Recorded data:
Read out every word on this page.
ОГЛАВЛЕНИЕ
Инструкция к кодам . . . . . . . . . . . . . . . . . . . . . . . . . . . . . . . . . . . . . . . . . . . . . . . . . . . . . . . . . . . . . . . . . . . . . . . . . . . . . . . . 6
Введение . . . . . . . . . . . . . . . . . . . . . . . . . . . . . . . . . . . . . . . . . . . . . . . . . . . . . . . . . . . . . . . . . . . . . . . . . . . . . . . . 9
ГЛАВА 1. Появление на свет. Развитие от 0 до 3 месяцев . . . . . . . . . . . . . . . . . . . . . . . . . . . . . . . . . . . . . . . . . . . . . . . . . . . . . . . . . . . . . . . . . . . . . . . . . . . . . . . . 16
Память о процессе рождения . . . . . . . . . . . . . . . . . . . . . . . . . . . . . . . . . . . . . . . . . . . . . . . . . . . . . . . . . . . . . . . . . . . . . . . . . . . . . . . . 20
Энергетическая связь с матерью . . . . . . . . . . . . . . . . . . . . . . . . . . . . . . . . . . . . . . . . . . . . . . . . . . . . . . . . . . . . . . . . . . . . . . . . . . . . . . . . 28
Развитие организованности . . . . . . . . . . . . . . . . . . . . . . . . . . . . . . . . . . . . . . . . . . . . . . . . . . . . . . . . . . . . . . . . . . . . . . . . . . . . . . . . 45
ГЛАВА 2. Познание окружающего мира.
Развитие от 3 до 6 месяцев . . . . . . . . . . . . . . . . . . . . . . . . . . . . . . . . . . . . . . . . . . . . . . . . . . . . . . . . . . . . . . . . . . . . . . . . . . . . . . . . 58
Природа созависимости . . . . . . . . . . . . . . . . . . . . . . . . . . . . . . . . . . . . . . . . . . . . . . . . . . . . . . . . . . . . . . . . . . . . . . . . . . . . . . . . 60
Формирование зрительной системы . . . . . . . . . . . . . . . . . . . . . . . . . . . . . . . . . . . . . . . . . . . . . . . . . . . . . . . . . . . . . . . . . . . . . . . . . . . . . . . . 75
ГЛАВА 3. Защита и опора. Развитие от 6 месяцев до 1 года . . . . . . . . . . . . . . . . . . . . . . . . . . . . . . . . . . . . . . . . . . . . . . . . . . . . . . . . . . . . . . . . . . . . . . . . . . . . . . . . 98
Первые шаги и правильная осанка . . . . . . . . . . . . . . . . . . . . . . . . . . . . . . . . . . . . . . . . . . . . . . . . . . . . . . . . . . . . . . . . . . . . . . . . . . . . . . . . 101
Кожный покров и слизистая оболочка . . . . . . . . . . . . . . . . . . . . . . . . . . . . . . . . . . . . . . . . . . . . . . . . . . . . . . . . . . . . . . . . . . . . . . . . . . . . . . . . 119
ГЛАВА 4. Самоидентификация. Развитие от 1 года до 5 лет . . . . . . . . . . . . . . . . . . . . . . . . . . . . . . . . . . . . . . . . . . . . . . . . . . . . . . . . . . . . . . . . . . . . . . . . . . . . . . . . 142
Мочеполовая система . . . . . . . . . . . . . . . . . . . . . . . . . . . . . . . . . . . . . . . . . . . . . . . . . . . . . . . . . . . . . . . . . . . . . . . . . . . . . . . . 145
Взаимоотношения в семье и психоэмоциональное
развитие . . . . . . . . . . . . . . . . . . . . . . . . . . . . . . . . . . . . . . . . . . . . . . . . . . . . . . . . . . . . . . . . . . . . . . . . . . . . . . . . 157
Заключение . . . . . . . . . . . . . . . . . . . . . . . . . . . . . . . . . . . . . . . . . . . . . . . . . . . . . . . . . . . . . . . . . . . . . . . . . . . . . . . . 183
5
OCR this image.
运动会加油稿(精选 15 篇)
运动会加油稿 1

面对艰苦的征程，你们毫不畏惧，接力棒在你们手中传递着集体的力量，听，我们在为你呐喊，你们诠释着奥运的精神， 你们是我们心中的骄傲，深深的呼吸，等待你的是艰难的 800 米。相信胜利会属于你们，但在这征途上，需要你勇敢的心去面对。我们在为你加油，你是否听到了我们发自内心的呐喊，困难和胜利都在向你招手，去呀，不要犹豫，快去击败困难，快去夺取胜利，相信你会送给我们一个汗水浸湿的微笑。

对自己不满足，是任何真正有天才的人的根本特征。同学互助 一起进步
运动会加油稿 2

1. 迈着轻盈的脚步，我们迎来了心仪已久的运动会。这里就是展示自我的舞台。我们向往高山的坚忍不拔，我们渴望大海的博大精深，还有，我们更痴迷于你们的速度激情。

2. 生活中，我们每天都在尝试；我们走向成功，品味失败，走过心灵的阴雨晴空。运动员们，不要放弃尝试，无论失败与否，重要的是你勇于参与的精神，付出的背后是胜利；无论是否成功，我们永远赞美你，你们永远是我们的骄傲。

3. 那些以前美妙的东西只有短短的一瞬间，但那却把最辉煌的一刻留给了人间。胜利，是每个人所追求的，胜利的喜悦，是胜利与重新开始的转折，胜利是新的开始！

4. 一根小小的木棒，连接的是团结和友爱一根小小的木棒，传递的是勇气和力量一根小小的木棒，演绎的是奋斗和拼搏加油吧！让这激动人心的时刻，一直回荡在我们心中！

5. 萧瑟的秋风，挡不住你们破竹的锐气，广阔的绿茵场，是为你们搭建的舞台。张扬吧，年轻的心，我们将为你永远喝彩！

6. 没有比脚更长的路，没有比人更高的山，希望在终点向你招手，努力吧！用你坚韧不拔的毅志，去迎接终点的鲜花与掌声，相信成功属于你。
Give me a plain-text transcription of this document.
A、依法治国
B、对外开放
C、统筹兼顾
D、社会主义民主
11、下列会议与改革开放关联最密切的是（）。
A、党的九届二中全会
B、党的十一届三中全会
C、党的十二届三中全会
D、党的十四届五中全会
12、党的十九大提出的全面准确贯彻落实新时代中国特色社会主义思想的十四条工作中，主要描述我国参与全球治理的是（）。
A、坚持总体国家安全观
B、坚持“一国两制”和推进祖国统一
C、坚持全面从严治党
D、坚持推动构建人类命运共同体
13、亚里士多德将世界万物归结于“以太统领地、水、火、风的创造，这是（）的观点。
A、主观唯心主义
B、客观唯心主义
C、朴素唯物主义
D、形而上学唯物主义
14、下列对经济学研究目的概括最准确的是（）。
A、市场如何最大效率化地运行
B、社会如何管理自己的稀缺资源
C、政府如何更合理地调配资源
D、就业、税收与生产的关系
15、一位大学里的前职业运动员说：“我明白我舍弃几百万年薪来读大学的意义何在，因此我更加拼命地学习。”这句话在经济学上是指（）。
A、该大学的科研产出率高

(DIRECTION): Tally the lines of the listing in which the word "месяцев" occurs, and state the total alone.

(SOLUTION TO THE PROBLEM): 3